▶ _SOURCE PASSAGE_:
■ ■ ■
Error when iterating dataloader my own dataset

Ben89 · December 2, 2018, 12:55pm

I have written a simple pythorc class to read images and generate Patches from them to obtain my own dataset . I’m using pythorch Dataloader but when I try to iterate trough the dataset it gives me an error:

    train()
    for i, data in enumerate(train_loader, 0):
    return _DataLoaderIter(self)
    self._put_indices()
    indices = next(self.sample_iter, None)
 in __iter__
    for idx in self.sampler:
 in __iter__
    return iter(range(len(self.data_source)))
 in __len__
    raise NotImplementedError
NotImplementedError

this is my code

def read_image(image_path, **kwargs):
    # cv2 requires int images or float between -1 and 1.
    image, metadata = read_dcm(image_path, dtype=np.int32, **kwargs)
    return image, metadata


def get_ROI(listP, views, patch_size, **kwargs):
   
    num_total = num_pos + num_neg

    print('num_pos', num_pos)
    print('num_neg', num_neg)
    print('num_total', num_total)

    rois = roisP + roisN
    grts = grtsP + grtsN

    """shuffle your dataset"""


    c = list(zip(rois, grts))
    random.shuffle(c)
    rois, grts = zip(*c)

    print('rois shape', np.shape(rois))
    print('grts shape', np.shape(grts))

    #
    # max_w = max(width)
    # max_l = max(length)
    # print('max_w',max_w)
    # print('max_l', max_l)

    return rois,grts,num_total,num_pos,num_neg


class UNetMammoMC(Dataset):
    """UNetMammoMC dataset."""

    def __init__(self, type_dataset, output_size, transform=None, compute_weights=True, **kwargs):
        """

        Parameters

        type_dataset: 'train val or test'
        output_size: patch size

        ==========

        """

        assert type_dataset in {'train', 'val', 'test'}, 'Choose one of `train`, `val` or `test`.'
        self.rois = []
        self.grts=[]
        self.total=0
        self.pos=0
        self.neg=0



        self.roi_w, self.roi_h=output_size,output_size

        self.annotations = cfg.ANNOTATIONS_MC_ROOT
        print(self.annotations)


        self.lists = cfg.LISTS_MC[type_dataset.upper()]
        print(self.lists)
        print(cfg.LISTS_MC.ROOT)
        self.pos_list = read_list(os.path.join(cfg.LISTS_MC.ROOT, self.lists))
        """Neg list has to be inserted"""


        print('self.pos_list', self.pos_list)  # image list

        self.classes = ['normal', 'has_lesion']

        self.idx_to_class = {0: 'normal', 1: 'has_lesion'}

        self.n_classes = len(self.classes)
■ ■ ■
▶ _YOUR OBJECTIVE_:
In the dataloader post above, which attributes does the `__init__` method set to either an empty list or zero? The entries that follow are separate material and have nothing to do with the dataloader post above.

▶ _DATASET RECORDS_:
■ ■ ■
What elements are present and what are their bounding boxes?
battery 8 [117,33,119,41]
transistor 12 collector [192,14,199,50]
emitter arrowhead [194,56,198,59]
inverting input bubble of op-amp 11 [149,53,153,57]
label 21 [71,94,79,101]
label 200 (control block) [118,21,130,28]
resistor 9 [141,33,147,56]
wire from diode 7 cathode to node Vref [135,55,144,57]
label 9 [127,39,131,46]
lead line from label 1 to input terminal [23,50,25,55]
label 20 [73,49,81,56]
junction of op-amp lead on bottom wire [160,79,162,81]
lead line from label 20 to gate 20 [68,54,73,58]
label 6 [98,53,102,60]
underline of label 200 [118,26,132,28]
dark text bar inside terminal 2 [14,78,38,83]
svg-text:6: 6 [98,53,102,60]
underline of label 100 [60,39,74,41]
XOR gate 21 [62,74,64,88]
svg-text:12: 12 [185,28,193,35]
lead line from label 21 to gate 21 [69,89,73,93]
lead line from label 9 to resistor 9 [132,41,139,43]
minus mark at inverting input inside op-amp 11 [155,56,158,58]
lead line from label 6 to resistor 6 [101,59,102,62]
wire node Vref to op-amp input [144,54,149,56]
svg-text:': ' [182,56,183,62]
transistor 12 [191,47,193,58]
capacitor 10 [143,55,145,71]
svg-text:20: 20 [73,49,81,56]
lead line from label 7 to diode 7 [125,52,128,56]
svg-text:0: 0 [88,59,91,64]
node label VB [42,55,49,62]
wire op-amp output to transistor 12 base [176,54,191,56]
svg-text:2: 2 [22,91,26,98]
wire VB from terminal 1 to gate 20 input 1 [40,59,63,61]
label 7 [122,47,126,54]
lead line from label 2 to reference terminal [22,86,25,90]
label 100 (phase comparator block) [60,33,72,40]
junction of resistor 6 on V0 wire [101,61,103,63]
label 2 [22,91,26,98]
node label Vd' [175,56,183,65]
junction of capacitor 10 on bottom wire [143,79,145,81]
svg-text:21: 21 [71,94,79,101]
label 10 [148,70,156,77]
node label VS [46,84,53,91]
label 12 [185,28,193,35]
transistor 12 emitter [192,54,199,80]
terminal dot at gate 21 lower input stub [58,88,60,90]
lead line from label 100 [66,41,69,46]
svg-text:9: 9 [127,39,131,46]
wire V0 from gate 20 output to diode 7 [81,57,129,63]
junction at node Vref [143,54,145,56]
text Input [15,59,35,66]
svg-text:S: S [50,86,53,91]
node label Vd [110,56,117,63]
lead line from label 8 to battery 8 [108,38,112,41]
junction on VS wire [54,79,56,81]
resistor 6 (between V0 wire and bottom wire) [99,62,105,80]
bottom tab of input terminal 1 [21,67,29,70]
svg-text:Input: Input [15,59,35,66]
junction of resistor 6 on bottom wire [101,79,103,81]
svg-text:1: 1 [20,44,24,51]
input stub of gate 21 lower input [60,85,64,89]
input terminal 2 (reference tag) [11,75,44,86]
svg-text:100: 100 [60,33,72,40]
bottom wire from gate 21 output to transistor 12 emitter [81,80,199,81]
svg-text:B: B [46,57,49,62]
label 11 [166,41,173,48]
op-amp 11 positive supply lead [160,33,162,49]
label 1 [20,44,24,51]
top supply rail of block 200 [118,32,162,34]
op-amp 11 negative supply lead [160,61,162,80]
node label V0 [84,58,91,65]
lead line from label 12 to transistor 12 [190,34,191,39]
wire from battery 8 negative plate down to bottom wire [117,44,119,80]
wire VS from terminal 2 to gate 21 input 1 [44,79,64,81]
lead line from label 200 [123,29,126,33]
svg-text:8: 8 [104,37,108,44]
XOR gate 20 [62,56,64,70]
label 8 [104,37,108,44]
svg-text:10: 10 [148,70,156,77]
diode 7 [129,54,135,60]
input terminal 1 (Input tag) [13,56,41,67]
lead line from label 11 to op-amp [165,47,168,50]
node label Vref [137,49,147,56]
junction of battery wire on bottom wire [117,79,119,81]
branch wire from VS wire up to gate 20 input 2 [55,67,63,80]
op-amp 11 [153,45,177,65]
■ ■ ■
▶ _RESPONSE_:
- `self.rois` (empty list)
- `self.grts` (empty list)
- `self.total` (0)
- `self.pos` (0)
- `self.neg` (0)